* _Given instruction_
Please count the lines in the listing below where the word "Read" appears. Give the number only.

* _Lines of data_
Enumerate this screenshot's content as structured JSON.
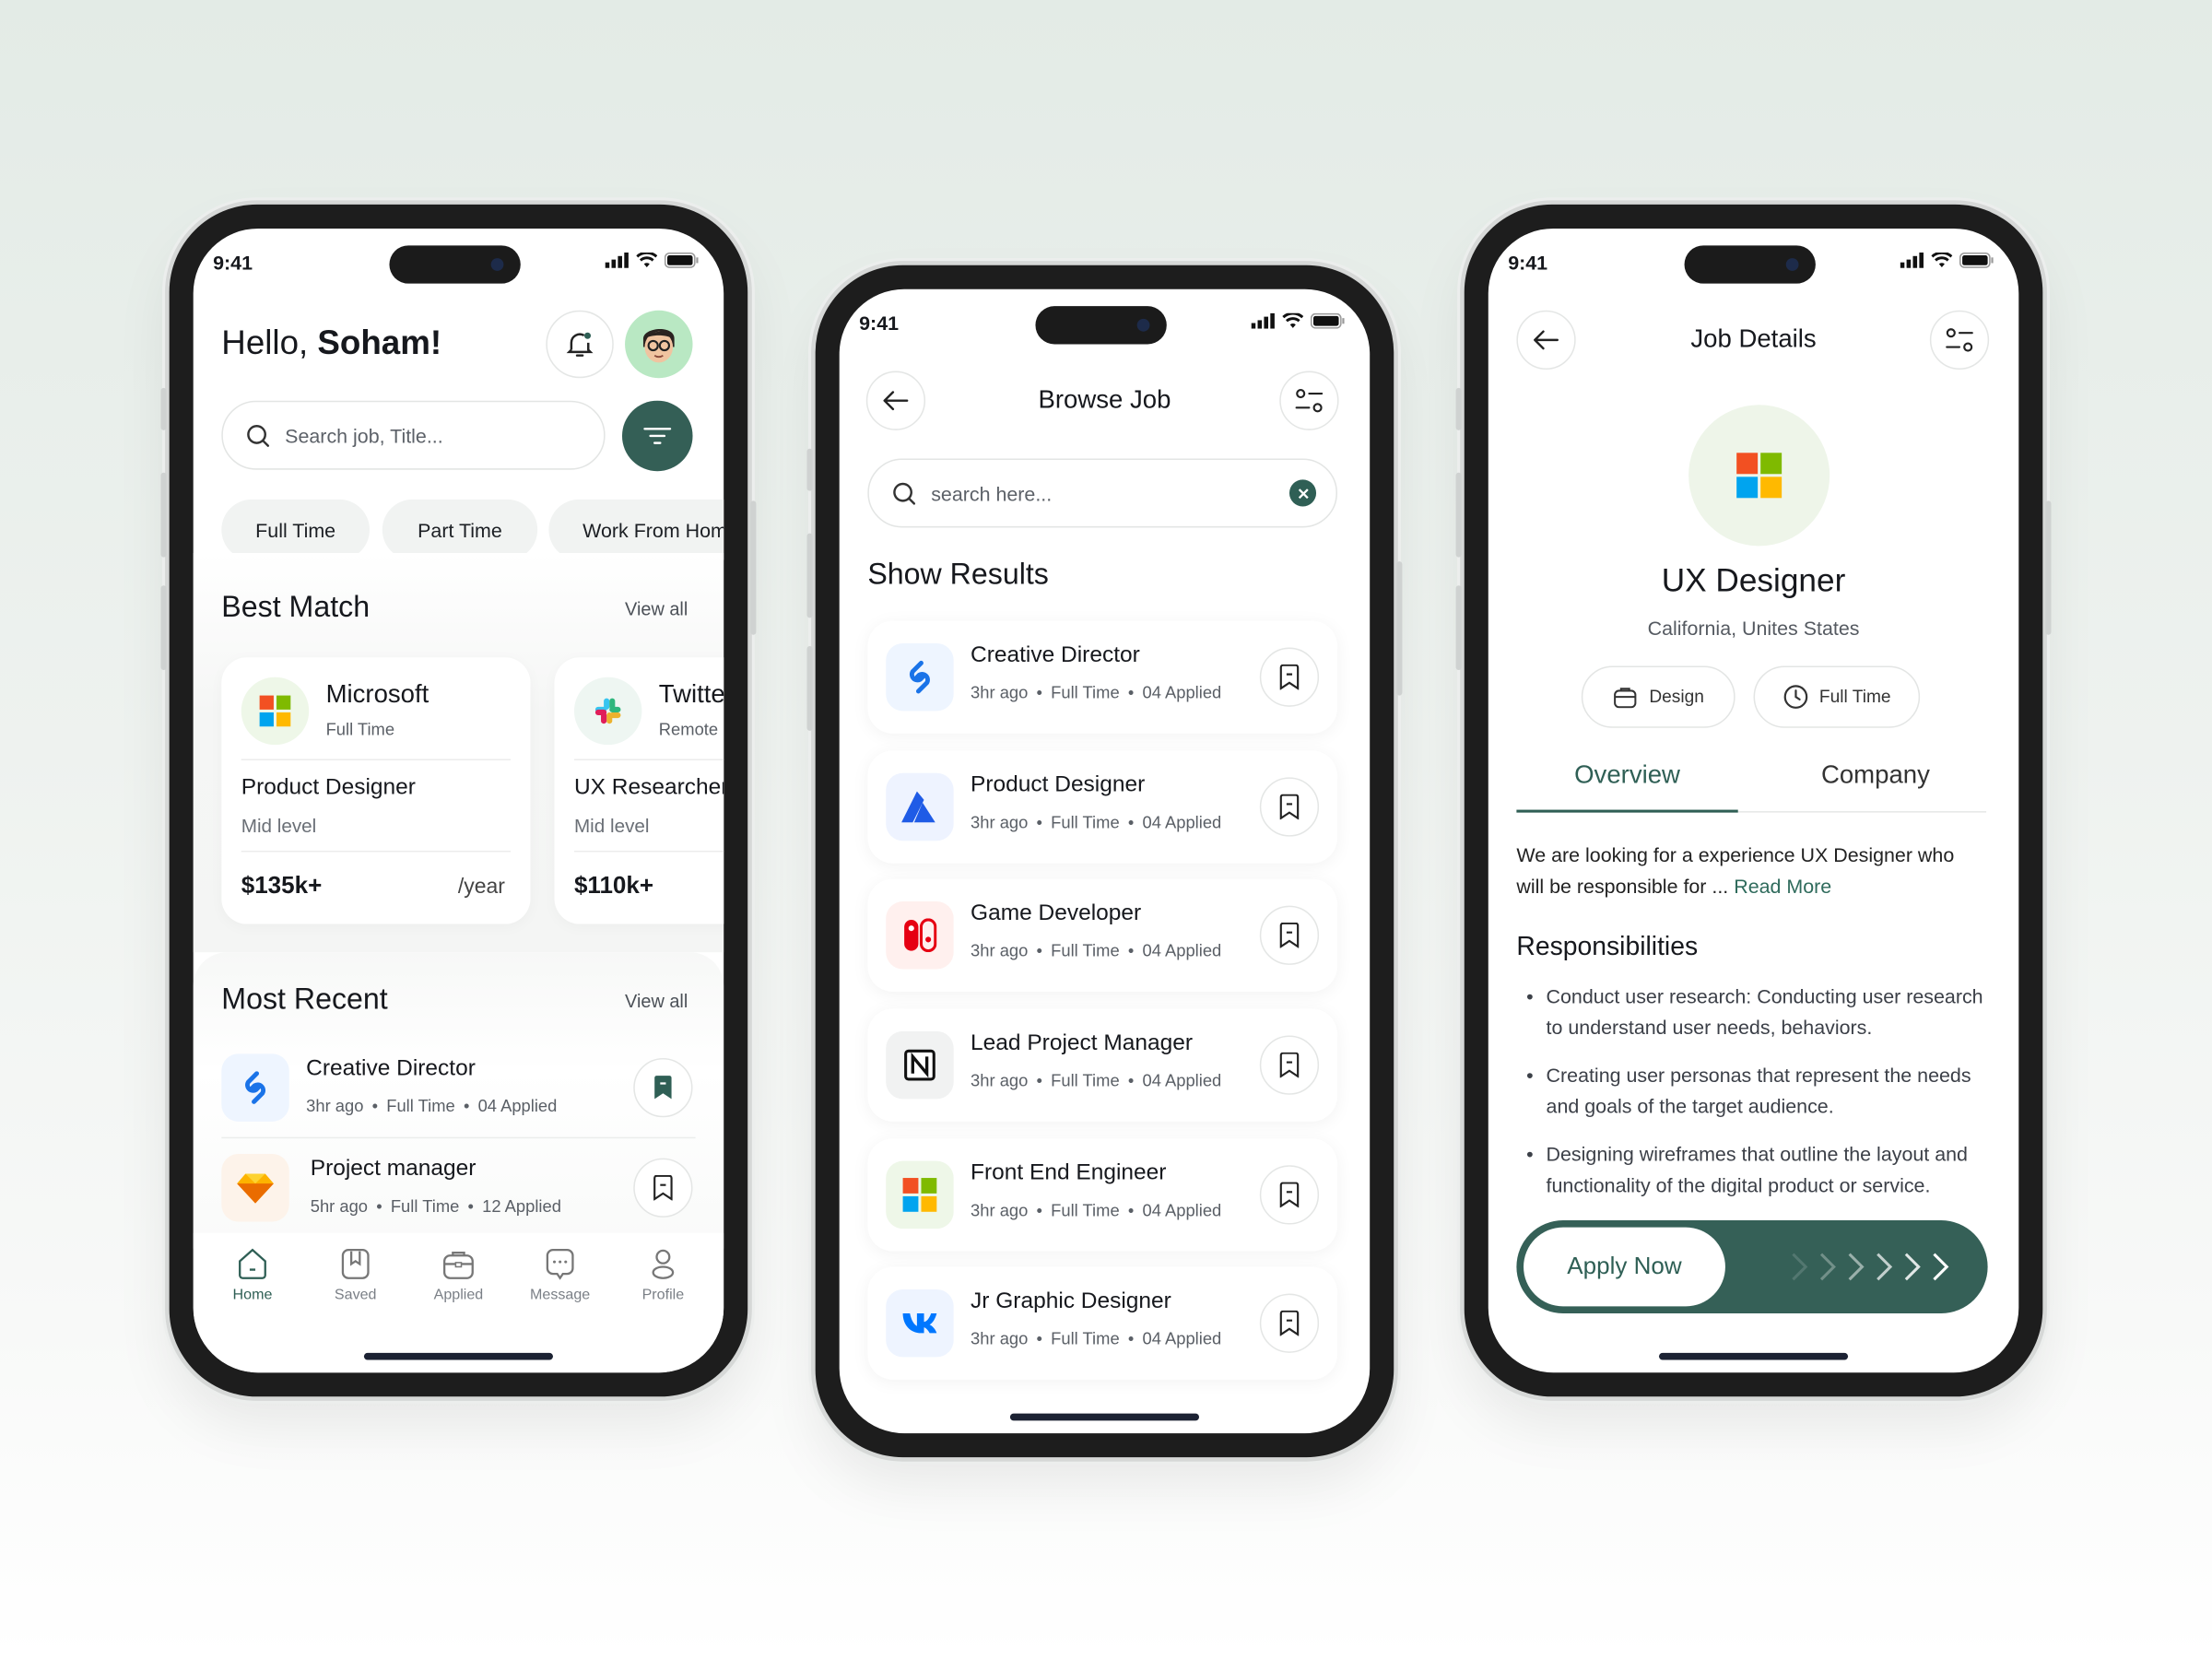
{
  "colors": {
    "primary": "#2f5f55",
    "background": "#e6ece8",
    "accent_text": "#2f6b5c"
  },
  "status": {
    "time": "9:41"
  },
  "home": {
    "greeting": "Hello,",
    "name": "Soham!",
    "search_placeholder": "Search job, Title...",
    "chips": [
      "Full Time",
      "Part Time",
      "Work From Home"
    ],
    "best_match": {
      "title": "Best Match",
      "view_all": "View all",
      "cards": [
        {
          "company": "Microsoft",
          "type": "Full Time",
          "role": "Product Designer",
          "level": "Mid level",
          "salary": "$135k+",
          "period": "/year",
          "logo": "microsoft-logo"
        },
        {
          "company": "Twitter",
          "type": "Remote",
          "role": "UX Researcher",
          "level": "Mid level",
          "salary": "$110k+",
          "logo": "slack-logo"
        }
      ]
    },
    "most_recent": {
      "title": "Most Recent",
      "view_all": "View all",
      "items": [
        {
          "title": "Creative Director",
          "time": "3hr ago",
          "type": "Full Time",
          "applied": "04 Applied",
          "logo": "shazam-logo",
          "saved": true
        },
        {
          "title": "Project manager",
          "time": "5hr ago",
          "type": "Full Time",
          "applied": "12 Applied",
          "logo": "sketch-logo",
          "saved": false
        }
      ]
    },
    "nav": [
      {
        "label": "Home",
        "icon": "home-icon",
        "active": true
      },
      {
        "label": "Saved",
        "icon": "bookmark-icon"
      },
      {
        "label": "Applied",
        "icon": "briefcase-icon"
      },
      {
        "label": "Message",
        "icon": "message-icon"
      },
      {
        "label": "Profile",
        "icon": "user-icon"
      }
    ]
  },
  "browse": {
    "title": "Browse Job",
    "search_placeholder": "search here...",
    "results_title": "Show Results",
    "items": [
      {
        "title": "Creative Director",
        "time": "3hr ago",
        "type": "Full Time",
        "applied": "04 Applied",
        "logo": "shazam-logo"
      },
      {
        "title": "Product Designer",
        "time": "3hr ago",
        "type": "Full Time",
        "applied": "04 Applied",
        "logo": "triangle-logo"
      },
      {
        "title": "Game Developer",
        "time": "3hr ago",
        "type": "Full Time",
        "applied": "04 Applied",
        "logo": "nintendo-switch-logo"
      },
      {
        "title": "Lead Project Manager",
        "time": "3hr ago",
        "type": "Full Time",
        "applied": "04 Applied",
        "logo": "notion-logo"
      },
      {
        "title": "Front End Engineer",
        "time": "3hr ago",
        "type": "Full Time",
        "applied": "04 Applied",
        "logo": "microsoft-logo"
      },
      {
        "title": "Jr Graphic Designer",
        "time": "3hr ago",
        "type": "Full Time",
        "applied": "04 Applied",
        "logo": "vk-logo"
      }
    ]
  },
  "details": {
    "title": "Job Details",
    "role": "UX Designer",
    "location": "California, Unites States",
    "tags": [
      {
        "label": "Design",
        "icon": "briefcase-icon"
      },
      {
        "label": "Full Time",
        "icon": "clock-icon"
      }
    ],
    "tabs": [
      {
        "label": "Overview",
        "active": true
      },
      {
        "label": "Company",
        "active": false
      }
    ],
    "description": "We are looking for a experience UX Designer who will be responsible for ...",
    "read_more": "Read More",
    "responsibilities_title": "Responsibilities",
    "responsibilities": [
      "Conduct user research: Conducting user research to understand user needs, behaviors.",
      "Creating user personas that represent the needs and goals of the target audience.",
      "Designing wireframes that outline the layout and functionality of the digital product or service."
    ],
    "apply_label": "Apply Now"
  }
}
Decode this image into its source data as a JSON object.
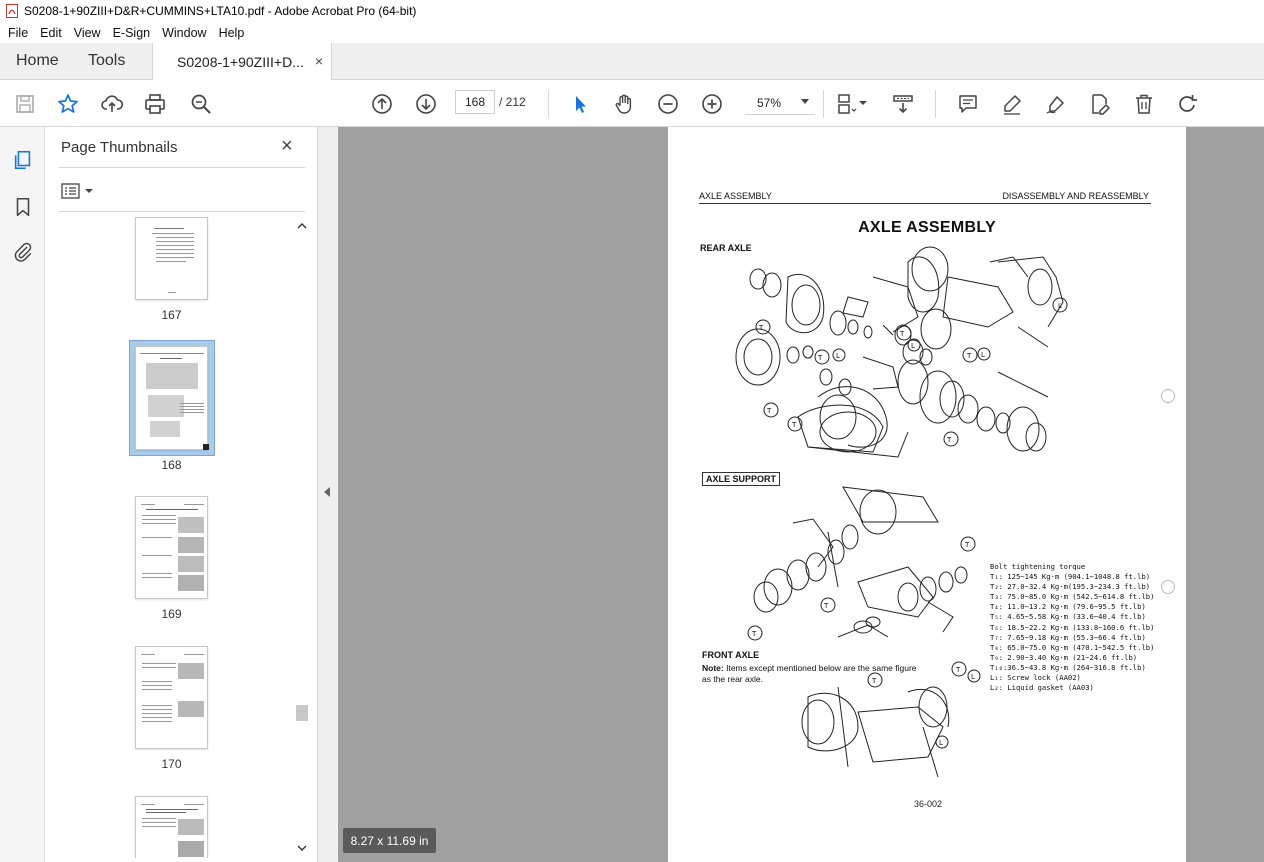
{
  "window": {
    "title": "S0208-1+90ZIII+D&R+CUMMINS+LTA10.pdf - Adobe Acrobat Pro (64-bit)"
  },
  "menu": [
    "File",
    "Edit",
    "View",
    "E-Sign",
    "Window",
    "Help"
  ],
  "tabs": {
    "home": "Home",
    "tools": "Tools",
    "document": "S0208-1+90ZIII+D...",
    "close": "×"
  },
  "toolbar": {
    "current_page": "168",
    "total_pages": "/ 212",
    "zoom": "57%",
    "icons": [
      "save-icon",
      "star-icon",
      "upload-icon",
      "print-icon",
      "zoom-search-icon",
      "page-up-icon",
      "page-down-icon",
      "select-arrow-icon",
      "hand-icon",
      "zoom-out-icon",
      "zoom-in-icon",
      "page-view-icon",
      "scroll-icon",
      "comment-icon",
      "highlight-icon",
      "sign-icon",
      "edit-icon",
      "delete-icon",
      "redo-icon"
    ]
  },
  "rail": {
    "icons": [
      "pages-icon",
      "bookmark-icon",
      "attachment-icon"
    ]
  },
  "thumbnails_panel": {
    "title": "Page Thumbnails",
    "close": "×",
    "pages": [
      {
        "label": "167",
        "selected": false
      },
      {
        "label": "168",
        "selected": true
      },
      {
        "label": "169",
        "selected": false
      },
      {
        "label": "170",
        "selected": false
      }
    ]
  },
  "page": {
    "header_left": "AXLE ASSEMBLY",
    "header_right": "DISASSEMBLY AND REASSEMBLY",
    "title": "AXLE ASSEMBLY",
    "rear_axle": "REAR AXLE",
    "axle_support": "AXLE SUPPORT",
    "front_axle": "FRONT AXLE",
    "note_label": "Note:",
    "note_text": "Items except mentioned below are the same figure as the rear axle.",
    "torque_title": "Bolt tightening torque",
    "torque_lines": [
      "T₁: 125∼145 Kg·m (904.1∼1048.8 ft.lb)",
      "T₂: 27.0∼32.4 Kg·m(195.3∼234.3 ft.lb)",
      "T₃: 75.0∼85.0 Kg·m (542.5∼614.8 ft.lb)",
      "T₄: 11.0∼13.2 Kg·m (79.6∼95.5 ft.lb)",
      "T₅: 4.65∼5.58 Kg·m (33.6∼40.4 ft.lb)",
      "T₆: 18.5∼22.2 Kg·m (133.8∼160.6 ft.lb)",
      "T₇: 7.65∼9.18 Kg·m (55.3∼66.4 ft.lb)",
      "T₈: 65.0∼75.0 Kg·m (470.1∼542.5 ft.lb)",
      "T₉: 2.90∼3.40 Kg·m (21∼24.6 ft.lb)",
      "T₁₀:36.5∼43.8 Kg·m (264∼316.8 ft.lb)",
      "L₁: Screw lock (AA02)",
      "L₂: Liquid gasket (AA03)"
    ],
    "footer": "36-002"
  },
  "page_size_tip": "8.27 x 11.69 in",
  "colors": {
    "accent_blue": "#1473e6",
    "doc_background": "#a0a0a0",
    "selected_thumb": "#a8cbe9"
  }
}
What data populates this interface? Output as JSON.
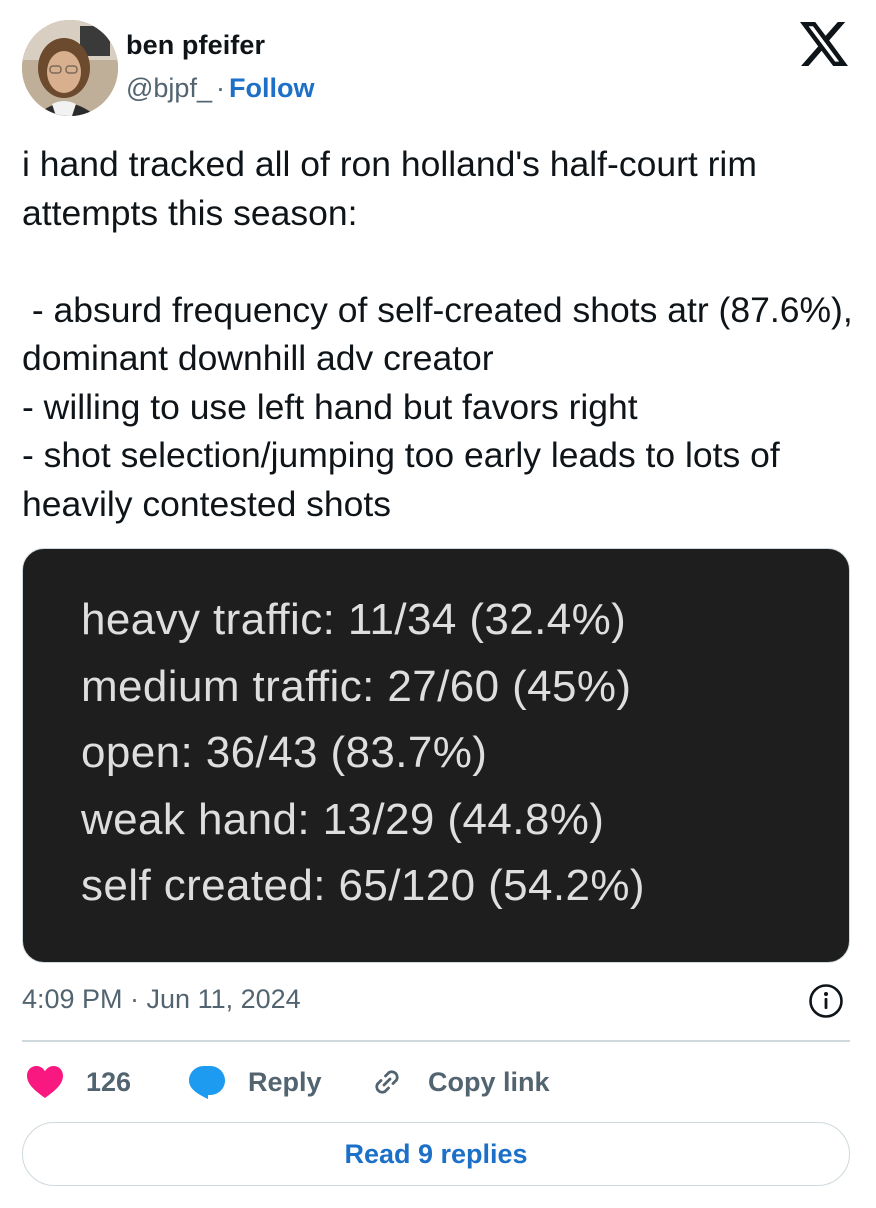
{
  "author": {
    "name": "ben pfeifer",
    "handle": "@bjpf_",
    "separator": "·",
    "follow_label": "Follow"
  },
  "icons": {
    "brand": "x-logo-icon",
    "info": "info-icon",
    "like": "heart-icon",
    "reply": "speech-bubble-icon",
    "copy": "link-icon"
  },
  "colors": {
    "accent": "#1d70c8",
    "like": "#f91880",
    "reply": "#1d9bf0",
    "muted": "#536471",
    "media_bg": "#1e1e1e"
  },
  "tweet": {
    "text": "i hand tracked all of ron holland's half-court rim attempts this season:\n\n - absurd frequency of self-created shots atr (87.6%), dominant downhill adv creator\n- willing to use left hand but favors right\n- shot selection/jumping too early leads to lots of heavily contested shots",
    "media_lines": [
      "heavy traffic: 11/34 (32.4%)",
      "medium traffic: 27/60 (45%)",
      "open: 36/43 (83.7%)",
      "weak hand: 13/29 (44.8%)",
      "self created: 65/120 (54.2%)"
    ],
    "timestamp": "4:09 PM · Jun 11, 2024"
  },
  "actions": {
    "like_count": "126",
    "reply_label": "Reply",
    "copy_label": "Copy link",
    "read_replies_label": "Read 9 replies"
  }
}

* _Written solution_
2